--- START OF INPUT DATA ---

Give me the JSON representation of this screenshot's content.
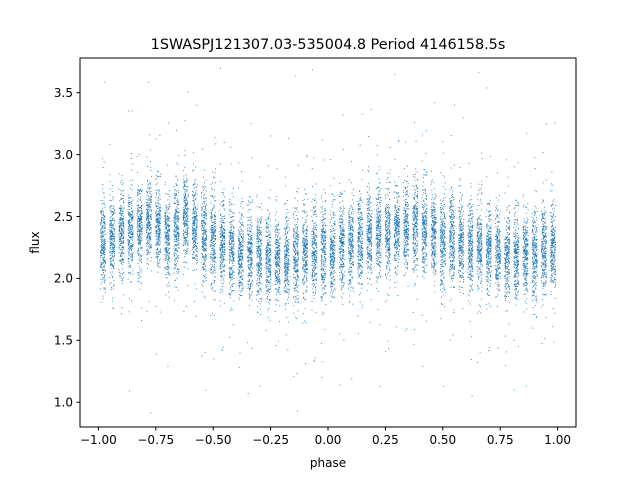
{
  "chart_data": {
    "type": "scatter",
    "title": "1SWASPJ121307.03-535004.8 Period 4146158.5s",
    "xlabel": "phase",
    "ylabel": "flux",
    "xlim": [
      -1.08,
      1.08
    ],
    "ylim": [
      0.8,
      3.78
    ],
    "grid": false,
    "marker_color": "#1f77b4",
    "xticks": [
      -1.0,
      -0.75,
      -0.5,
      -0.25,
      0.0,
      0.25,
      0.5,
      0.75,
      1.0
    ],
    "xtick_labels": [
      "−1.00",
      "−0.75",
      "−0.50",
      "−0.25",
      "0.00",
      "0.25",
      "0.50",
      "0.75",
      "1.00"
    ],
    "yticks": [
      1.0,
      1.5,
      2.0,
      2.5,
      3.0,
      3.5
    ],
    "ytick_labels": [
      "1.0",
      "1.5",
      "2.0",
      "2.5",
      "3.0",
      "3.5"
    ],
    "series": [
      {
        "name": "",
        "point_columns": [
          "phase",
          "flux_center",
          "flux_spread"
        ],
        "point_clusters": [
          [
            -0.98,
            2.28,
            0.28
          ],
          [
            -0.94,
            2.3,
            0.26
          ],
          [
            -0.9,
            2.35,
            0.28
          ],
          [
            -0.86,
            2.38,
            0.27
          ],
          [
            -0.82,
            2.42,
            0.28
          ],
          [
            -0.78,
            2.45,
            0.27
          ],
          [
            -0.74,
            2.42,
            0.26
          ],
          [
            -0.7,
            2.3,
            0.25
          ],
          [
            -0.66,
            2.42,
            0.28
          ],
          [
            -0.62,
            2.48,
            0.28
          ],
          [
            -0.58,
            2.42,
            0.27
          ],
          [
            -0.54,
            2.35,
            0.28
          ],
          [
            -0.5,
            2.3,
            0.3
          ],
          [
            -0.46,
            2.28,
            0.29
          ],
          [
            -0.42,
            2.22,
            0.28
          ],
          [
            -0.38,
            2.2,
            0.27
          ],
          [
            -0.34,
            2.18,
            0.28
          ],
          [
            -0.3,
            2.18,
            0.26
          ],
          [
            -0.26,
            2.16,
            0.27
          ],
          [
            -0.22,
            2.15,
            0.26
          ],
          [
            -0.18,
            2.15,
            0.27
          ],
          [
            -0.14,
            2.18,
            0.28
          ],
          [
            -0.1,
            2.2,
            0.28
          ],
          [
            -0.06,
            2.22,
            0.3
          ],
          [
            -0.02,
            2.22,
            0.3
          ],
          [
            0.02,
            2.2,
            0.28
          ],
          [
            0.06,
            2.25,
            0.28
          ],
          [
            0.1,
            2.28,
            0.27
          ],
          [
            0.14,
            2.3,
            0.28
          ],
          [
            0.18,
            2.35,
            0.28
          ],
          [
            0.22,
            2.38,
            0.28
          ],
          [
            0.26,
            2.35,
            0.27
          ],
          [
            0.3,
            2.38,
            0.26
          ],
          [
            0.34,
            2.4,
            0.28
          ],
          [
            0.38,
            2.42,
            0.28
          ],
          [
            0.42,
            2.4,
            0.28
          ],
          [
            0.46,
            2.35,
            0.28
          ],
          [
            0.5,
            2.3,
            0.29
          ],
          [
            0.54,
            2.3,
            0.3
          ],
          [
            0.58,
            2.28,
            0.28
          ],
          [
            0.62,
            2.26,
            0.27
          ],
          [
            0.66,
            2.26,
            0.27
          ],
          [
            0.7,
            2.22,
            0.27
          ],
          [
            0.74,
            2.2,
            0.26
          ],
          [
            0.78,
            2.18,
            0.26
          ],
          [
            0.82,
            2.17,
            0.27
          ],
          [
            0.86,
            2.18,
            0.26
          ],
          [
            0.9,
            2.2,
            0.28
          ],
          [
            0.94,
            2.22,
            0.28
          ],
          [
            0.98,
            2.24,
            0.28
          ]
        ]
      }
    ]
  }
}
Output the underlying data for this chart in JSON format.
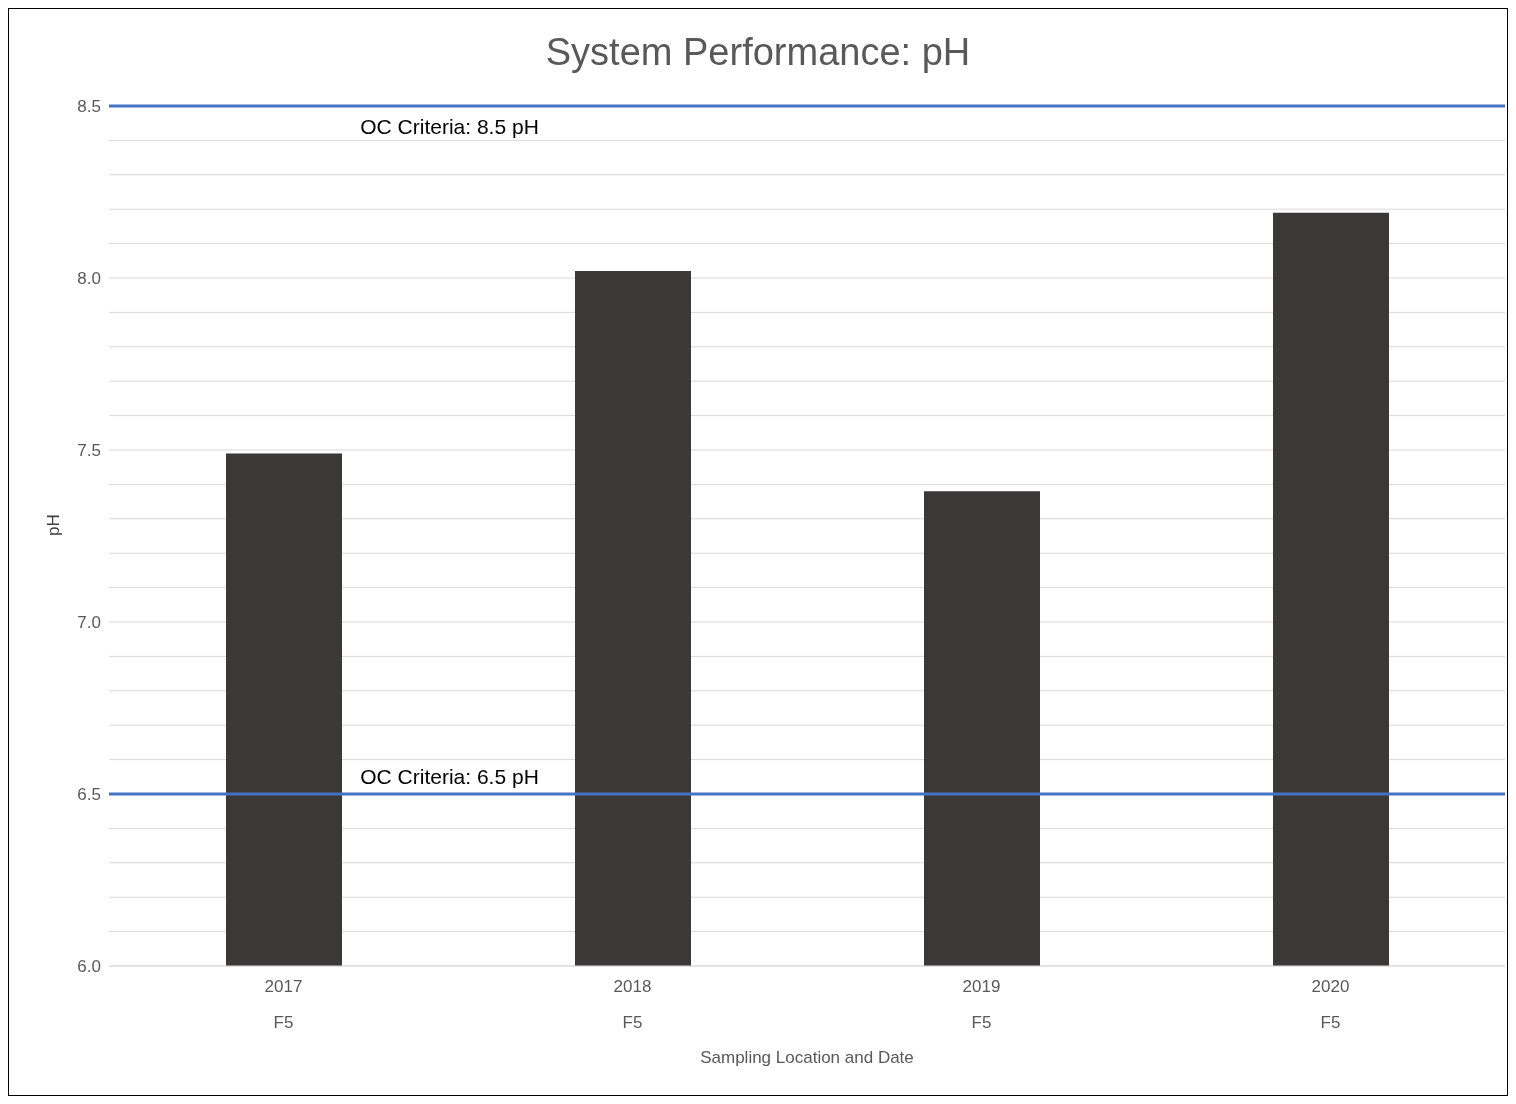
{
  "chart_data": {
    "type": "bar",
    "title": "System Performance: pH",
    "xlabel": "Sampling Location and Date",
    "ylabel": "pH",
    "categories": [
      "2017\nF5",
      "2018\nF5",
      "2019\nF5",
      "2020\nF5"
    ],
    "values": [
      7.49,
      8.02,
      7.38,
      8.19
    ],
    "color": "#3a3938",
    "ylim": [
      6.0,
      8.5
    ],
    "yticks": [
      {
        "value": 6.0,
        "label": "6.0"
      },
      {
        "value": 6.1,
        "label": null
      },
      {
        "value": 6.2,
        "label": null
      },
      {
        "value": 6.3,
        "label": null
      },
      {
        "value": 6.4,
        "label": null
      },
      {
        "value": 6.5,
        "label": "6.5"
      },
      {
        "value": 6.6,
        "label": null
      },
      {
        "value": 6.7,
        "label": null
      },
      {
        "value": 6.8,
        "label": null
      },
      {
        "value": 6.9,
        "label": null
      },
      {
        "value": 7.0,
        "label": "7.0"
      },
      {
        "value": 7.1,
        "label": null
      },
      {
        "value": 7.2,
        "label": null
      },
      {
        "value": 7.3,
        "label": null
      },
      {
        "value": 7.4,
        "label": null
      },
      {
        "value": 7.5,
        "label": "7.5"
      },
      {
        "value": 7.6,
        "label": null
      },
      {
        "value": 7.7,
        "label": null
      },
      {
        "value": 7.8,
        "label": null
      },
      {
        "value": 7.9,
        "label": null
      },
      {
        "value": 8.0,
        "label": "8.0"
      },
      {
        "value": 8.1,
        "label": null
      },
      {
        "value": 8.2,
        "label": null
      },
      {
        "value": 8.3,
        "label": null
      },
      {
        "value": 8.4,
        "label": null
      },
      {
        "value": 8.5,
        "label": "8.5"
      }
    ],
    "ref_lines": [
      {
        "axis": "y",
        "value": 8.5,
        "label": "OC Criteria: 8.5 pH",
        "color": "#4472c4"
      },
      {
        "axis": "y",
        "value": 6.5,
        "label": "OC Criteria: 6.5 pH",
        "color": "#4472c4"
      }
    ],
    "grid": "y"
  }
}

--- END OF INPUT DATA ---

Quote every record above exactly, leaving out the pictures.

— WRITTEN SOLUTION —
Give me the JSON representation of this screenshot's content.
{
  "chart_data": {
    "type": "scatter",
    "title": "1SWASPJ121307.03-535004.8 Period 4146158.5s",
    "xlabel": "phase",
    "ylabel": "flux",
    "xlim": [
      -1.08,
      1.08
    ],
    "ylim": [
      0.8,
      3.78
    ],
    "grid": false,
    "marker_color": "#1f77b4",
    "xticks": [
      -1.0,
      -0.75,
      -0.5,
      -0.25,
      0.0,
      0.25,
      0.5,
      0.75,
      1.0
    ],
    "xtick_labels": [
      "−1.00",
      "−0.75",
      "−0.50",
      "−0.25",
      "0.00",
      "0.25",
      "0.50",
      "0.75",
      "1.00"
    ],
    "yticks": [
      1.0,
      1.5,
      2.0,
      2.5,
      3.0,
      3.5
    ],
    "ytick_labels": [
      "1.0",
      "1.5",
      "2.0",
      "2.5",
      "3.0",
      "3.5"
    ],
    "series": [
      {
        "name": "",
        "point_columns": [
          "phase",
          "flux_center",
          "flux_spread"
        ],
        "point_clusters": [
          [
            -0.98,
            2.28,
            0.28
          ],
          [
            -0.94,
            2.3,
            0.26
          ],
          [
            -0.9,
            2.35,
            0.28
          ],
          [
            -0.86,
            2.38,
            0.27
          ],
          [
            -0.82,
            2.42,
            0.28
          ],
          [
            -0.78,
            2.45,
            0.27
          ],
          [
            -0.74,
            2.42,
            0.26
          ],
          [
            -0.7,
            2.3,
            0.25
          ],
          [
            -0.66,
            2.42,
            0.28
          ],
          [
            -0.62,
            2.48,
            0.28
          ],
          [
            -0.58,
            2.42,
            0.27
          ],
          [
            -0.54,
            2.35,
            0.28
          ],
          [
            -0.5,
            2.3,
            0.3
          ],
          [
            -0.46,
            2.28,
            0.29
          ],
          [
            -0.42,
            2.22,
            0.28
          ],
          [
            -0.38,
            2.2,
            0.27
          ],
          [
            -0.34,
            2.18,
            0.28
          ],
          [
            -0.3,
            2.18,
            0.26
          ],
          [
            -0.26,
            2.16,
            0.27
          ],
          [
            -0.22,
            2.15,
            0.26
          ],
          [
            -0.18,
            2.15,
            0.27
          ],
          [
            -0.14,
            2.18,
            0.28
          ],
          [
            -0.1,
            2.2,
            0.28
          ],
          [
            -0.06,
            2.22,
            0.3
          ],
          [
            -0.02,
            2.22,
            0.3
          ],
          [
            0.02,
            2.2,
            0.28
          ],
          [
            0.06,
            2.25,
            0.28
          ],
          [
            0.1,
            2.28,
            0.27
          ],
          [
            0.14,
            2.3,
            0.28
          ],
          [
            0.18,
            2.35,
            0.28
          ],
          [
            0.22,
            2.38,
            0.28
          ],
          [
            0.26,
            2.35,
            0.27
          ],
          [
            0.3,
            2.38,
            0.26
          ],
          [
            0.34,
            2.4,
            0.28
          ],
          [
            0.38,
            2.42,
            0.28
          ],
          [
            0.42,
            2.4,
            0.28
          ],
          [
            0.46,
            2.35,
            0.28
          ],
          [
            0.5,
            2.3,
            0.29
          ],
          [
            0.54,
            2.3,
            0.3
          ],
          [
            0.58,
            2.28,
            0.28
          ],
          [
            0.62,
            2.26,
            0.27
          ],
          [
            0.66,
            2.26,
            0.27
          ],
          [
            0.7,
            2.22,
            0.27
          ],
          [
            0.74,
            2.2,
            0.26
          ],
          [
            0.78,
            2.18,
            0.26
          ],
          [
            0.82,
            2.17,
            0.27
          ],
          [
            0.86,
            2.18,
            0.26
          ],
          [
            0.9,
            2.2,
            0.28
          ],
          [
            0.94,
            2.22,
            0.28
          ],
          [
            0.98,
            2.24,
            0.28
          ]
        ]
      }
    ]
  }
}
Output the underlying data for this chart in JSON format.
{
  "chart_data": {
    "type": "bar",
    "title": "System Performance: pH",
    "xlabel": "Sampling Location and Date",
    "ylabel": "pH",
    "categories": [
      "2017\nF5",
      "2018\nF5",
      "2019\nF5",
      "2020\nF5"
    ],
    "values": [
      7.49,
      8.02,
      7.38,
      8.19
    ],
    "color": "#3a3938",
    "ylim": [
      6.0,
      8.5
    ],
    "yticks": [
      {
        "value": 6.0,
        "label": "6.0"
      },
      {
        "value": 6.1,
        "label": null
      },
      {
        "value": 6.2,
        "label": null
      },
      {
        "value": 6.3,
        "label": null
      },
      {
        "value": 6.4,
        "label": null
      },
      {
        "value": 6.5,
        "label": "6.5"
      },
      {
        "value": 6.6,
        "label": null
      },
      {
        "value": 6.7,
        "label": null
      },
      {
        "value": 6.8,
        "label": null
      },
      {
        "value": 6.9,
        "label": null
      },
      {
        "value": 7.0,
        "label": "7.0"
      },
      {
        "value": 7.1,
        "label": null
      },
      {
        "value": 7.2,
        "label": null
      },
      {
        "value": 7.3,
        "label": null
      },
      {
        "value": 7.4,
        "label": null
      },
      {
        "value": 7.5,
        "label": "7.5"
      },
      {
        "value": 7.6,
        "label": null
      },
      {
        "value": 7.7,
        "label": null
      },
      {
        "value": 7.8,
        "label": null
      },
      {
        "value": 7.9,
        "label": null
      },
      {
        "value": 8.0,
        "label": "8.0"
      },
      {
        "value": 8.1,
        "label": null
      },
      {
        "value": 8.2,
        "label": null
      },
      {
        "value": 8.3,
        "label": null
      },
      {
        "value": 8.4,
        "label": null
      },
      {
        "value": 8.5,
        "label": "8.5"
      }
    ],
    "ref_lines": [
      {
        "axis": "y",
        "value": 8.5,
        "label": "OC Criteria: 8.5 pH",
        "color": "#4472c4"
      },
      {
        "axis": "y",
        "value": 6.5,
        "label": "OC Criteria: 6.5 pH",
        "color": "#4472c4"
      }
    ],
    "grid": "y"
  }
}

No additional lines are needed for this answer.